▸ OBJECTIVE
Look at each line of the records and count those with "受两个弹力作用" in them. Please answer with the count alone.
** Begin INFORMATION PROVIDED **
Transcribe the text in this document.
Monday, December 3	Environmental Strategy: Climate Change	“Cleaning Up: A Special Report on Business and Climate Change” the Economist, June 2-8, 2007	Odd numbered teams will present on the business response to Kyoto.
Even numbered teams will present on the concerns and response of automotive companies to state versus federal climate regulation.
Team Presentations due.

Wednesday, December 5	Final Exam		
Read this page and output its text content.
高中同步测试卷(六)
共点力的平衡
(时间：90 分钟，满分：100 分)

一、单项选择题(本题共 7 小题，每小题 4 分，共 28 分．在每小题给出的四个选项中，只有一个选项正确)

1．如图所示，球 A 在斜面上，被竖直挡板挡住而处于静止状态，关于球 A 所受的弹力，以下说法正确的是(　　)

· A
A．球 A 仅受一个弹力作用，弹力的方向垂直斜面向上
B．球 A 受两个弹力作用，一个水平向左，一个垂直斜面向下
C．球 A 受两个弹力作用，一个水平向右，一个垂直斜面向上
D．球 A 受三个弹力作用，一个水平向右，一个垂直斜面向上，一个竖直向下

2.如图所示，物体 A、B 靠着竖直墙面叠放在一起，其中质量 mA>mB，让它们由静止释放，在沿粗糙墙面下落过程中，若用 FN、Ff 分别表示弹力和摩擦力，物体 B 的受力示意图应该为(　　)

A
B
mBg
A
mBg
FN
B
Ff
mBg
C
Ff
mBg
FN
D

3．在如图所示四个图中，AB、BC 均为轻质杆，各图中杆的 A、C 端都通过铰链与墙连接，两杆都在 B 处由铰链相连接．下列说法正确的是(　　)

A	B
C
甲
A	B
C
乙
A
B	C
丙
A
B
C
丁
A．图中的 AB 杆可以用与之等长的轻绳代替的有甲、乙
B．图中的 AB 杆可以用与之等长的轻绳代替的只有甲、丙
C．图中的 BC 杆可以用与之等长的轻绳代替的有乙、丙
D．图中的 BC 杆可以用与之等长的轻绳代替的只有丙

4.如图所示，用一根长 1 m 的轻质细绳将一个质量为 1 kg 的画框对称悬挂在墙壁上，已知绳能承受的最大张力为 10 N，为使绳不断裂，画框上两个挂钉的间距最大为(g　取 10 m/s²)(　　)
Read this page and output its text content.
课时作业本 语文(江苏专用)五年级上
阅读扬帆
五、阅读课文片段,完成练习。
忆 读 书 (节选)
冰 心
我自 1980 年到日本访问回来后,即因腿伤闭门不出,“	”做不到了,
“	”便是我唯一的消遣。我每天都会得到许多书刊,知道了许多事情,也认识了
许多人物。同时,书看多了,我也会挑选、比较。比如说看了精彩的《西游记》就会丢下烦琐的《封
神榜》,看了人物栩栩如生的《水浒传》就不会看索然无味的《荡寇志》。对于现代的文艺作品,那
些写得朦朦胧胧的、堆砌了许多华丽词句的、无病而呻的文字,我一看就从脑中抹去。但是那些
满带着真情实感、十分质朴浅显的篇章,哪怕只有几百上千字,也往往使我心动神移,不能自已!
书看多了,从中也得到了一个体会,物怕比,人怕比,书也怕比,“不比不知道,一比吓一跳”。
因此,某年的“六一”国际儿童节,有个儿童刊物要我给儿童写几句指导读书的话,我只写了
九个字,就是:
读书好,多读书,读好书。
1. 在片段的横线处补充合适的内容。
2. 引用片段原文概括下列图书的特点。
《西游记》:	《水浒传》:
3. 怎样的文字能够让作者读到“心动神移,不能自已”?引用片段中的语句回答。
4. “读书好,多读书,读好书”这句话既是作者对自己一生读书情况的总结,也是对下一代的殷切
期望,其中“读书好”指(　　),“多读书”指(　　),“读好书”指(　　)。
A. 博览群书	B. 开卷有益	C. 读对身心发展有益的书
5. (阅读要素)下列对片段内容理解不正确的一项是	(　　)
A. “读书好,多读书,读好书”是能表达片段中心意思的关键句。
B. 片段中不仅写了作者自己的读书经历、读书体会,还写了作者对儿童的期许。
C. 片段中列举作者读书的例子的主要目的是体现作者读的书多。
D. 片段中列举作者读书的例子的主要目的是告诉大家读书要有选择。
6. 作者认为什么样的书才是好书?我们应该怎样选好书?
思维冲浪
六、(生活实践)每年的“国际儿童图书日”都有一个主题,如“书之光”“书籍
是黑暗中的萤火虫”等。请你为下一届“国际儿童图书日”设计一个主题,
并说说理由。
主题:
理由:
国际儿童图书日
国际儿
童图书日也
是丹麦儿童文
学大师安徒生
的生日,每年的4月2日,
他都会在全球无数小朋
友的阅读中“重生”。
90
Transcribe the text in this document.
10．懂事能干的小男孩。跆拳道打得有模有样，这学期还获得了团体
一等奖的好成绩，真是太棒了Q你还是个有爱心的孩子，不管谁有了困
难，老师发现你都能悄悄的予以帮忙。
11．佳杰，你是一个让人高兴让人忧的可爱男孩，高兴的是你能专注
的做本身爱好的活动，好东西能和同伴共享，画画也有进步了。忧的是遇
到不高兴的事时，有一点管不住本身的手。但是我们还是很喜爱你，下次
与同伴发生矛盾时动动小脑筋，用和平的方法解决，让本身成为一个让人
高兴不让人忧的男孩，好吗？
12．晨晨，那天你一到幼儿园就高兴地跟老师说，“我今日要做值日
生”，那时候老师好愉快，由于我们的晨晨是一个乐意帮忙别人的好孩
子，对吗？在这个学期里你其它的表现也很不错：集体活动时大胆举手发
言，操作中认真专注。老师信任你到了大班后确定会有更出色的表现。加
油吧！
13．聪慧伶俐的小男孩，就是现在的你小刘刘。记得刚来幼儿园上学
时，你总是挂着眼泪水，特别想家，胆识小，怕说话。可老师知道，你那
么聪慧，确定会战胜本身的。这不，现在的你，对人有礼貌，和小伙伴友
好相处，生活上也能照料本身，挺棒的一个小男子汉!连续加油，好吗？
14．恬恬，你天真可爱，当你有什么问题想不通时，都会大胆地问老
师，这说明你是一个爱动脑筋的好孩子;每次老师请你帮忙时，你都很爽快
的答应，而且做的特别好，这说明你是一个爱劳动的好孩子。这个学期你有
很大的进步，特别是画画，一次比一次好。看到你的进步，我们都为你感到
** End INFORMATION PROVIDED **
▸ RESPONSE BELOW
2